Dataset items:
========================================================================

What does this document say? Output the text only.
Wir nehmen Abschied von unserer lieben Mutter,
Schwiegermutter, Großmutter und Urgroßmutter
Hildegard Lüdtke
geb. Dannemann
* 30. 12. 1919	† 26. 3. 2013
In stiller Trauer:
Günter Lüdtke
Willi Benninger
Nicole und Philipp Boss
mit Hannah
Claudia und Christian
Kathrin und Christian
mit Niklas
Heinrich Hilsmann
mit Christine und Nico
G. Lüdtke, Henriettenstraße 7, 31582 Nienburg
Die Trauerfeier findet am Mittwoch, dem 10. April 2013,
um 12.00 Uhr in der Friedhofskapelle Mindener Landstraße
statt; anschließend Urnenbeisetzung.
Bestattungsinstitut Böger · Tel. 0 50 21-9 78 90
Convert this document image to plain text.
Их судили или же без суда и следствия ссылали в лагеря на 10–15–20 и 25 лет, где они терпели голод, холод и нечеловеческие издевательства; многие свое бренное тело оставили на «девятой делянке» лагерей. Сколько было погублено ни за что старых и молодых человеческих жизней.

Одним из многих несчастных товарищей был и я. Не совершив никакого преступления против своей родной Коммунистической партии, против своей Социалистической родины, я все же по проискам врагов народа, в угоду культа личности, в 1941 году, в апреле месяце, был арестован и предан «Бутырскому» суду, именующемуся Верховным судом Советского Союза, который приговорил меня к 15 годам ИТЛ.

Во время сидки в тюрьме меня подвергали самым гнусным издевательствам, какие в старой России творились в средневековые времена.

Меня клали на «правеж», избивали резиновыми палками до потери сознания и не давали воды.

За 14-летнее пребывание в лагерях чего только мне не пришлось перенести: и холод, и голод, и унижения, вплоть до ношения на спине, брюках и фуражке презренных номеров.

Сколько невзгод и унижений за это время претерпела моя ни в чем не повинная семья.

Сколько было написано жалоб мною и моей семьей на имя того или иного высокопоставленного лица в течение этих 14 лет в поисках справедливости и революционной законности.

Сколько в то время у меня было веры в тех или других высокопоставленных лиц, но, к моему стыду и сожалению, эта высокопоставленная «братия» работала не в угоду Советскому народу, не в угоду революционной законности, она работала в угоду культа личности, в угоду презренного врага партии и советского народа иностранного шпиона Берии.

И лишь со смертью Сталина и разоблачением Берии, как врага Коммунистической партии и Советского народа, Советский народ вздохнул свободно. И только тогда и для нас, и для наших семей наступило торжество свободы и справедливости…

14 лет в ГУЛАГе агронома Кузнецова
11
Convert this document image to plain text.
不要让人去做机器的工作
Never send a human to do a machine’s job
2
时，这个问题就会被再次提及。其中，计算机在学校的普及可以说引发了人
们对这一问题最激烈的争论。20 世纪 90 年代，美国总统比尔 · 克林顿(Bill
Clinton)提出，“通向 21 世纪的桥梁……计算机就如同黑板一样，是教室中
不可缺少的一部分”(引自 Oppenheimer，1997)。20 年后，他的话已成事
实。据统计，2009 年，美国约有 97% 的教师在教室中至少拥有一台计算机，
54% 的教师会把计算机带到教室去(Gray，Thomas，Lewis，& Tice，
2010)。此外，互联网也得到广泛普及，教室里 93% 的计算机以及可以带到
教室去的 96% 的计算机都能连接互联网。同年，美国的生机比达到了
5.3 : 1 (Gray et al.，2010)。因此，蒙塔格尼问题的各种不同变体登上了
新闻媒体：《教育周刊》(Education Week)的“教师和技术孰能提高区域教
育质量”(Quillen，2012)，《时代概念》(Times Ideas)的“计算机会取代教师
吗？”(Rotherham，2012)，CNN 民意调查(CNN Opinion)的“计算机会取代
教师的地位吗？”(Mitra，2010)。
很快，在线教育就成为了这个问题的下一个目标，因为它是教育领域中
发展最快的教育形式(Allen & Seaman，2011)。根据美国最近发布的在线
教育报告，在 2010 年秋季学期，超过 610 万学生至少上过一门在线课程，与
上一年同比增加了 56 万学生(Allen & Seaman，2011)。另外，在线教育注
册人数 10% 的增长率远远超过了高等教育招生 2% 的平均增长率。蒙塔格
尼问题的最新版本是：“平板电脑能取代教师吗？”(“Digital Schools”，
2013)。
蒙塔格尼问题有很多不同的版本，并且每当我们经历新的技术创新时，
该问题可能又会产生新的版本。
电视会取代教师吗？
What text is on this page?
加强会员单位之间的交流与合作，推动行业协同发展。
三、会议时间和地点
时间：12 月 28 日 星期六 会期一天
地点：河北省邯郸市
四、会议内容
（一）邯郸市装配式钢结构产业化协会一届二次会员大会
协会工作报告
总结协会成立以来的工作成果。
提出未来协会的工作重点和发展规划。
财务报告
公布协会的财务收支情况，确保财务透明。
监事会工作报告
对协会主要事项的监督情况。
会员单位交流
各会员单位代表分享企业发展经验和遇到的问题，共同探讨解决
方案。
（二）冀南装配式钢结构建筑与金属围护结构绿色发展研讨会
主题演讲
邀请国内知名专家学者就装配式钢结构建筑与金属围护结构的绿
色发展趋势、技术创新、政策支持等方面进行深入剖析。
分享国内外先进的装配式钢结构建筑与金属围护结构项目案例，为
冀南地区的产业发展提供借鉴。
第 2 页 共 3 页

========================================================================

Task brief:
Output the listing above without altering a single character.

Result for this exercise:
What does this document say? Output the text only.
Wir nehmen Abschied von unserer lieben Mutter,
Schwiegermutter, Großmutter und Urgroßmutter
Hildegard Lüdtke
geb. Dannemann
* 30. 12. 1919	† 26. 3. 2013
In stiller Trauer:
Günter Lüdtke
Willi Benninger
Nicole und Philipp Boss
mit Hannah
Claudia und Christian
Kathrin und Christian
mit Niklas
Heinrich Hilsmann
mit Christine und Nico
G. Lüdtke, Henriettenstraße 7, 31582 Nienburg
Die Trauerfeier findet am Mittwoch, dem 10. April 2013,
um 12.00 Uhr in der Friedhofskapelle Mindener Landstraße
statt; anschließend Urnenbeisetzung.
Bestattungsinstitut Böger · Tel. 0 50 21-9 78 90
Convert this document image to plain text.
Их судили или же без суда и следствия ссылали в лагеря на 10–15–20 и 25 лет, где они терпели голод, холод и нечеловеческие издевательства; многие свое бренное тело оставили на «девятой делянке» лагерей. Сколько было погублено ни за что старых и молодых человеческих жизней.

Одним из многих несчастных товарищей был и я. Не совершив никакого преступления против своей родной Коммунистической партии, против своей Социалистической родины, я все же по проискам врагов народа, в угоду культа личности, в 1941 году, в апреле месяце, был арестован и предан «Бутырскому» суду, именующемуся Верховным судом Советского Союза, который приговорил меня к 15 годам ИТЛ.

Во время сидки в тюрьме меня подвергали самым гнусным издевательствам, какие в старой России творились в средневековые времена.

Меня клали на «правеж», избивали резиновыми палками до потери сознания и не давали воды.

За 14-летнее пребывание в лагерях чего только мне не пришлось перенести: и холод, и голод, и унижения, вплоть до ношения на спине, брюках и фуражке презренных номеров.

Сколько невзгод и унижений за это время претерпела моя ни в чем не повинная семья.

Сколько было написано жалоб мною и моей семьей на имя того или иного высокопоставленного лица в течение этих 14 лет в поисках справедливости и революционной законности.

Сколько в то время у меня было веры в тех или других высокопоставленных лиц, но, к моему стыду и сожалению, эта высокопоставленная «братия» работала не в угоду Советскому народу, не в угоду революционной законности, она работала в угоду культа личности, в угоду презренного врага партии и советского народа иностранного шпиона Берии.

И лишь со смертью Сталина и разоблачением Берии, как врага Коммунистической партии и Советского народа, Советский народ вздохнул свободно. И только тогда и для нас, и для наших семей наступило торжество свободы и справедливости…

14 лет в ГУЛАГе агронома Кузнецова
11
Convert this document image to plain text.
不要让人去做机器的工作
Never send a human to do a machine’s job
2
时，这个问题就会被再次提及。其中，计算机在学校的普及可以说引发了人
们对这一问题最激烈的争论。20 世纪 90 年代，美国总统比尔 · 克林顿(Bill
Clinton)提出，“通向 21 世纪的桥梁……计算机就如同黑板一样，是教室中
不可缺少的一部分”(引自 Oppenheimer，1997)。20 年后，他的话已成事
实。据统计，2009 年，美国约有 97% 的教师在教室中至少拥有一台计算机，
54% 的教师会把计算机带到教室去(Gray，Thomas，Lewis，& Tice，
2010)。此外，互联网也得到广泛普及，教室里 93% 的计算机以及可以带到
教室去的 96% 的计算机都能连接互联网。同年，美国的生机比达到了
5.3 : 1 (Gray et al.，2010)。因此，蒙塔格尼问题的各种不同变体登上了
新闻媒体：《教育周刊》(Education Week)的“教师和技术孰能提高区域教
育质量”(Quillen，2012)，《时代概念》(Times Ideas)的“计算机会取代教师
吗？”(Rotherham，2012)，CNN 民意调查(CNN Opinion)的“计算机会取代
教师的地位吗？”(Mitra，2010)。
很快，在线教育就成为了这个问题的下一个目标，因为它是教育领域中
发展最快的教育形式(Allen & Seaman，2011)。根据美国最近发布的在线
教育报告，在 2010 年秋季学期，超过 610 万学生至少上过一门在线课程，与
上一年同比增加了 56 万学生(Allen & Seaman，2011)。另外，在线教育注
册人数 10% 的增长率远远超过了高等教育招生 2% 的平均增长率。蒙塔格
尼问题的最新版本是：“平板电脑能取代教师吗？”(“Digital Schools”，
2013)。
蒙塔格尼问题有很多不同的版本，并且每当我们经历新的技术创新时，
该问题可能又会产生新的版本。
电视会取代教师吗？
What text is on this page?
加强会员单位之间的交流与合作，推动行业协同发展。
三、会议时间和地点
时间：12 月 28 日 星期六 会期一天
地点：河北省邯郸市
四、会议内容
（一）邯郸市装配式钢结构产业化协会一届二次会员大会
协会工作报告
总结协会成立以来的工作成果。
提出未来协会的工作重点和发展规划。
财务报告
公布协会的财务收支情况，确保财务透明。
监事会工作报告
对协会主要事项的监督情况。
会员单位交流
各会员单位代表分享企业发展经验和遇到的问题，共同探讨解决
方案。
（二）冀南装配式钢结构建筑与金属围护结构绿色发展研讨会
主题演讲
邀请国内知名专家学者就装配式钢结构建筑与金属围护结构的绿
色发展趋势、技术创新、政策支持等方面进行深入剖析。
分享国内外先进的装配式钢结构建筑与金属围护结构项目案例，为
冀南地区的产业发展提供借鉴。
第 2 页 共 3 页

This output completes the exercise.